# Start of Records for the exercise
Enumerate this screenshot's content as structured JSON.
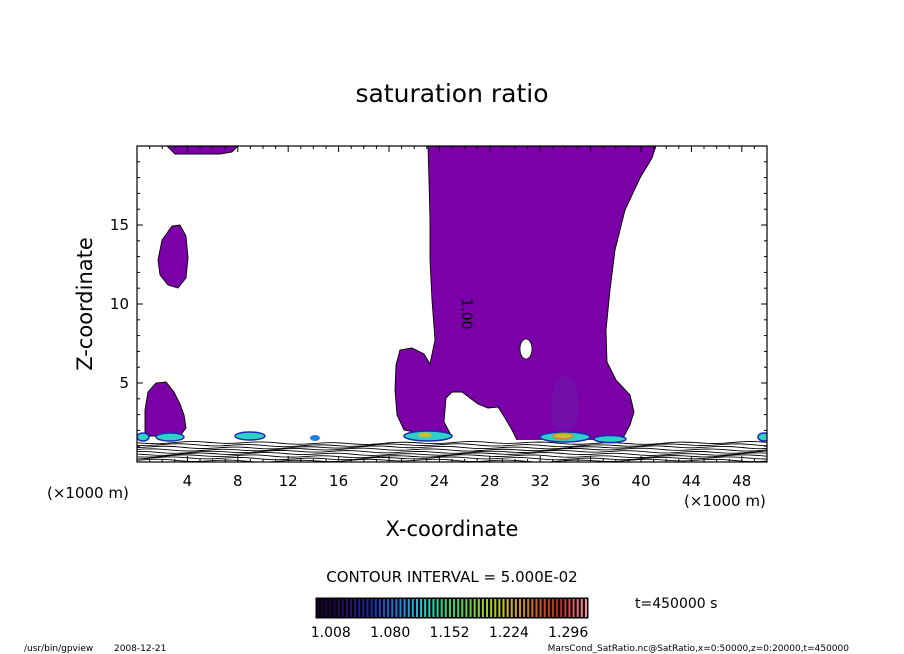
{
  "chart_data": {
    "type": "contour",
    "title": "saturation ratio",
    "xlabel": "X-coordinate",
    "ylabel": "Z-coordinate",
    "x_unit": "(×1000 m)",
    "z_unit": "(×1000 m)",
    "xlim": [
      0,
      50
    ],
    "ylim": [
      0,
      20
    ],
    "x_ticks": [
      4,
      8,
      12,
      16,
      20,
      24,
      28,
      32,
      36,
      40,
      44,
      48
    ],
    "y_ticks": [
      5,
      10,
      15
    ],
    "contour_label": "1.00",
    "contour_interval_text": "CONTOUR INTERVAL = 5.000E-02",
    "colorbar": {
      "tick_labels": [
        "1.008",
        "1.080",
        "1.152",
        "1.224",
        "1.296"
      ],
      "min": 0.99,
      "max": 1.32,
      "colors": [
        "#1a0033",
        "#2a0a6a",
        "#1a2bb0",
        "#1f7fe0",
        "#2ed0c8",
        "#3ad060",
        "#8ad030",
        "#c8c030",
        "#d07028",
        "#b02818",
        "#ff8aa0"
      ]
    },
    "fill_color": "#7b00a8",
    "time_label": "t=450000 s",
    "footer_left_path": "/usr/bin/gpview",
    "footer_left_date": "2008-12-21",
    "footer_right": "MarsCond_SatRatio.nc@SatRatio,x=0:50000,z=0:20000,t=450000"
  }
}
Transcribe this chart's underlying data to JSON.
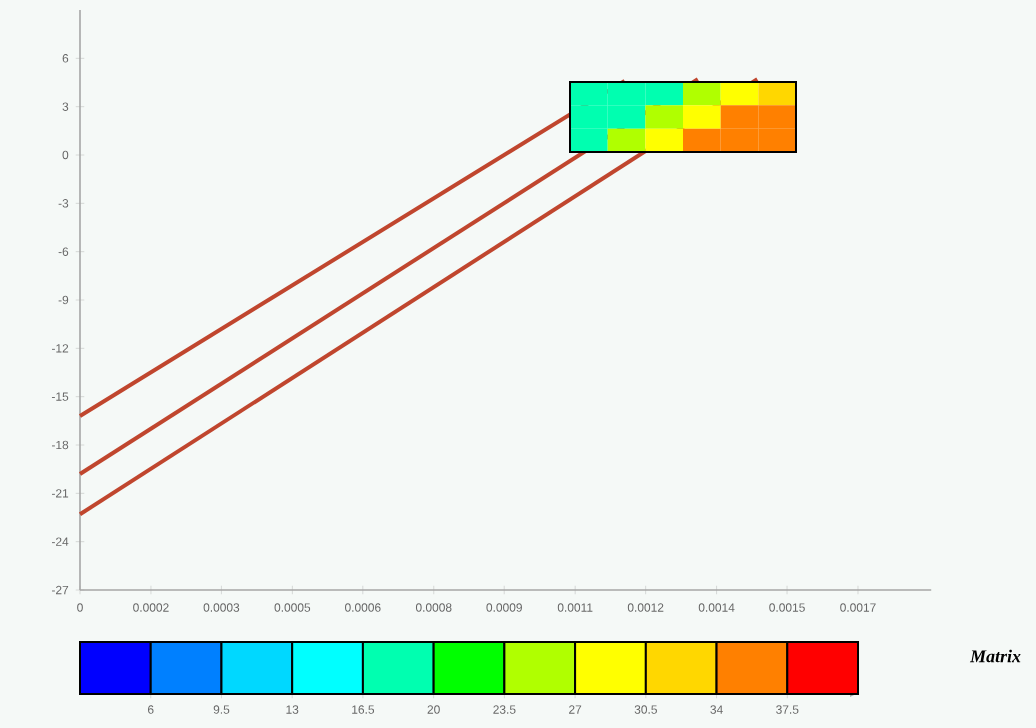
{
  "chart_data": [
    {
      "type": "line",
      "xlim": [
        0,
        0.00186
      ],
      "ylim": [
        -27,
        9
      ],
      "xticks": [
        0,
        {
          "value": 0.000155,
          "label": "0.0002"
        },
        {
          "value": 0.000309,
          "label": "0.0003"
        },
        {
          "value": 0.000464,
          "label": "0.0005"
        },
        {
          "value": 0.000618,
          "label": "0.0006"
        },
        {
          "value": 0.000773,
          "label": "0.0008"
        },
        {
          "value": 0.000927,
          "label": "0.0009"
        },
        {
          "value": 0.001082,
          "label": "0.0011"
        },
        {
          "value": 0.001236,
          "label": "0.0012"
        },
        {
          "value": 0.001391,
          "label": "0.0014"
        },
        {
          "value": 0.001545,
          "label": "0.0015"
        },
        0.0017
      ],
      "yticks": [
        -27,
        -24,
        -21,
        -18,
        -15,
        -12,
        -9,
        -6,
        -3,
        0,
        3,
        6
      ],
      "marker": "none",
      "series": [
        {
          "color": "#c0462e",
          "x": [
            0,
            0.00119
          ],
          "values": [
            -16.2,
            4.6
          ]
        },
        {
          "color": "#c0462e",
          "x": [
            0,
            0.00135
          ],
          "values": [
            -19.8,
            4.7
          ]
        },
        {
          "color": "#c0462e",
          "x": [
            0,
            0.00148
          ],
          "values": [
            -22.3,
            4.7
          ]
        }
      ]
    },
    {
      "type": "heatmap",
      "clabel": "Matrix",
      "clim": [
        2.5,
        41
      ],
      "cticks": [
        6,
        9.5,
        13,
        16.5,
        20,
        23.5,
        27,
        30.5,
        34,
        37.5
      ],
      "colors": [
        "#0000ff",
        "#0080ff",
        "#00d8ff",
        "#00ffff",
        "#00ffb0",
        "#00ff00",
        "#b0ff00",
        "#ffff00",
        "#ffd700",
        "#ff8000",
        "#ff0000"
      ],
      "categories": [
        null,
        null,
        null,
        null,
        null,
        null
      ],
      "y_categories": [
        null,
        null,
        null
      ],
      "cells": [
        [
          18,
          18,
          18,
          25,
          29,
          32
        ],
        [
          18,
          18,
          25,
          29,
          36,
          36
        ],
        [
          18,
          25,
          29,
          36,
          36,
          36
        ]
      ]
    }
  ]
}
# End of Records for the exercise
Exercise requirements ▸ Reproduce all entries without any change, and omit the pictures.

Result of the task ▸
Enumerate this screenshot's content as structured JSON.
{
  "chart_data": {
    "type": "contour",
    "title": "saturation ratio",
    "xlabel": "X-coordinate",
    "ylabel": "Z-coordinate",
    "x_unit": "(×1000 m)",
    "z_unit": "(×1000 m)",
    "xlim": [
      0,
      50
    ],
    "ylim": [
      0,
      20
    ],
    "x_ticks": [
      4,
      8,
      12,
      16,
      20,
      24,
      28,
      32,
      36,
      40,
      44,
      48
    ],
    "y_ticks": [
      5,
      10,
      15
    ],
    "contour_label": "1.00",
    "contour_interval_text": "CONTOUR INTERVAL = 5.000E-02",
    "colorbar": {
      "tick_labels": [
        "1.008",
        "1.080",
        "1.152",
        "1.224",
        "1.296"
      ],
      "min": 0.99,
      "max": 1.32,
      "colors": [
        "#1a0033",
        "#2a0a6a",
        "#1a2bb0",
        "#1f7fe0",
        "#2ed0c8",
        "#3ad060",
        "#8ad030",
        "#c8c030",
        "#d07028",
        "#b02818",
        "#ff8aa0"
      ]
    },
    "fill_color": "#7b00a8",
    "time_label": "t=450000 s",
    "footer_left_path": "/usr/bin/gpview",
    "footer_left_date": "2008-12-21",
    "footer_right": "MarsCond_SatRatio.nc@SatRatio,x=0:50000,z=0:20000,t=450000"
  }
}
Transcribe this chart's underlying data to JSON.
{
  "chart_data": [
    {
      "type": "line",
      "xlim": [
        0,
        0.00186
      ],
      "ylim": [
        -27,
        9
      ],
      "xticks": [
        0,
        {
          "value": 0.000155,
          "label": "0.0002"
        },
        {
          "value": 0.000309,
          "label": "0.0003"
        },
        {
          "value": 0.000464,
          "label": "0.0005"
        },
        {
          "value": 0.000618,
          "label": "0.0006"
        },
        {
          "value": 0.000773,
          "label": "0.0008"
        },
        {
          "value": 0.000927,
          "label": "0.0009"
        },
        {
          "value": 0.001082,
          "label": "0.0011"
        },
        {
          "value": 0.001236,
          "label": "0.0012"
        },
        {
          "value": 0.001391,
          "label": "0.0014"
        },
        {
          "value": 0.001545,
          "label": "0.0015"
        },
        0.0017
      ],
      "yticks": [
        -27,
        -24,
        -21,
        -18,
        -15,
        -12,
        -9,
        -6,
        -3,
        0,
        3,
        6
      ],
      "marker": "none",
      "series": [
        {
          "color": "#c0462e",
          "x": [
            0,
            0.00119
          ],
          "values": [
            -16.2,
            4.6
          ]
        },
        {
          "color": "#c0462e",
          "x": [
            0,
            0.00135
          ],
          "values": [
            -19.8,
            4.7
          ]
        },
        {
          "color": "#c0462e",
          "x": [
            0,
            0.00148
          ],
          "values": [
            -22.3,
            4.7
          ]
        }
      ]
    },
    {
      "type": "heatmap",
      "clabel": "Matrix",
      "clim": [
        2.5,
        41
      ],
      "cticks": [
        6,
        9.5,
        13,
        16.5,
        20,
        23.5,
        27,
        30.5,
        34,
        37.5
      ],
      "colors": [
        "#0000ff",
        "#0080ff",
        "#00d8ff",
        "#00ffff",
        "#00ffb0",
        "#00ff00",
        "#b0ff00",
        "#ffff00",
        "#ffd700",
        "#ff8000",
        "#ff0000"
      ],
      "categories": [
        null,
        null,
        null,
        null,
        null,
        null
      ],
      "y_categories": [
        null,
        null,
        null
      ],
      "cells": [
        [
          18,
          18,
          18,
          25,
          29,
          32
        ],
        [
          18,
          18,
          25,
          29,
          36,
          36
        ],
        [
          18,
          25,
          29,
          36,
          36,
          36
        ]
      ]
    }
  ]
}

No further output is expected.